-- begin The records --

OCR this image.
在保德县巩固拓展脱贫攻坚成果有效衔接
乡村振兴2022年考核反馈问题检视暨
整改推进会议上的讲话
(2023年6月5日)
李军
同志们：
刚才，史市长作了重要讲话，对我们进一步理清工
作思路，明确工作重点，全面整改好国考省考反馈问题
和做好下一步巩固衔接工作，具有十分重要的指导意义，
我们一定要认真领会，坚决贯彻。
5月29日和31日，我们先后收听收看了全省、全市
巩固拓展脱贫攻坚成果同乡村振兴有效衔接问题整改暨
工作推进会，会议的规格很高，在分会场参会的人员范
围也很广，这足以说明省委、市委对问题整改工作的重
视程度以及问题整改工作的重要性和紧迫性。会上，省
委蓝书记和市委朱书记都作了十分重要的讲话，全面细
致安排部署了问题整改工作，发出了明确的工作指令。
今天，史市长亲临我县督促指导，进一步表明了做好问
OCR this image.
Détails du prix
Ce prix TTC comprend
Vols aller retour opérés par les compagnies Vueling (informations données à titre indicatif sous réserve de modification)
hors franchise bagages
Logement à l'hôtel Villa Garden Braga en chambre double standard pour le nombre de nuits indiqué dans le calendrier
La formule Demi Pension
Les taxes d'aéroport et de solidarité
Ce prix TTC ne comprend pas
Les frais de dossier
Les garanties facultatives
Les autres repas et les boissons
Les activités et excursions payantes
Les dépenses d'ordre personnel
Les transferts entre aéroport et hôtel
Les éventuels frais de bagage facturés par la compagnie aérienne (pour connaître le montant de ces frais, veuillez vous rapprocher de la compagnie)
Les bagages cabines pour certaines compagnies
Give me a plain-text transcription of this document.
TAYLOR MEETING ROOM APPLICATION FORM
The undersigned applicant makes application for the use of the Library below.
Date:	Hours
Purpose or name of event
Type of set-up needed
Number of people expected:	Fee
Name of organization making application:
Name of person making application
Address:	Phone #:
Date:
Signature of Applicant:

-- end The records --

Transcribe each record exactly. Leave nothing out.

OCR this image.
在保德县巩固拓展脱贫攻坚成果有效衔接
乡村振兴2022年考核反馈问题检视暨
整改推进会议上的讲话
(2023年6月5日)
李军
同志们：
刚才，史市长作了重要讲话，对我们进一步理清工
作思路，明确工作重点，全面整改好国考省考反馈问题
和做好下一步巩固衔接工作，具有十分重要的指导意义，
我们一定要认真领会，坚决贯彻。
5月29日和31日，我们先后收听收看了全省、全市
巩固拓展脱贫攻坚成果同乡村振兴有效衔接问题整改暨
工作推进会，会议的规格很高，在分会场参会的人员范
围也很广，这足以说明省委、市委对问题整改工作的重
视程度以及问题整改工作的重要性和紧迫性。会上，省
委蓝书记和市委朱书记都作了十分重要的讲话，全面细
致安排部署了问题整改工作，发出了明确的工作指令。
今天，史市长亲临我县督促指导，进一步表明了做好问
OCR this image.
Détails du prix
Ce prix TTC comprend
Vols aller retour opérés par les compagnies Vueling (informations données à titre indicatif sous réserve de modification)
hors franchise bagages
Logement à l'hôtel Villa Garden Braga en chambre double standard pour le nombre de nuits indiqué dans le calendrier
La formule Demi Pension
Les taxes d'aéroport et de solidarité
Ce prix TTC ne comprend pas
Les frais de dossier
Les garanties facultatives
Les autres repas et les boissons
Les activités et excursions payantes
Les dépenses d'ordre personnel
Les transferts entre aéroport et hôtel
Les éventuels frais de bagage facturés par la compagnie aérienne (pour connaître le montant de ces frais, veuillez vous rapprocher de la compagnie)
Les bagages cabines pour certaines compagnies
Give me a plain-text transcription of this document.
TAYLOR MEETING ROOM APPLICATION FORM
The undersigned applicant makes application for the use of the Library below.
Date:	Hours
Purpose or name of event
Type of set-up needed
Number of people expected:	Fee
Name of organization making application:
Name of person making application
Address:	Phone #:
Date:
Signature of Applicant:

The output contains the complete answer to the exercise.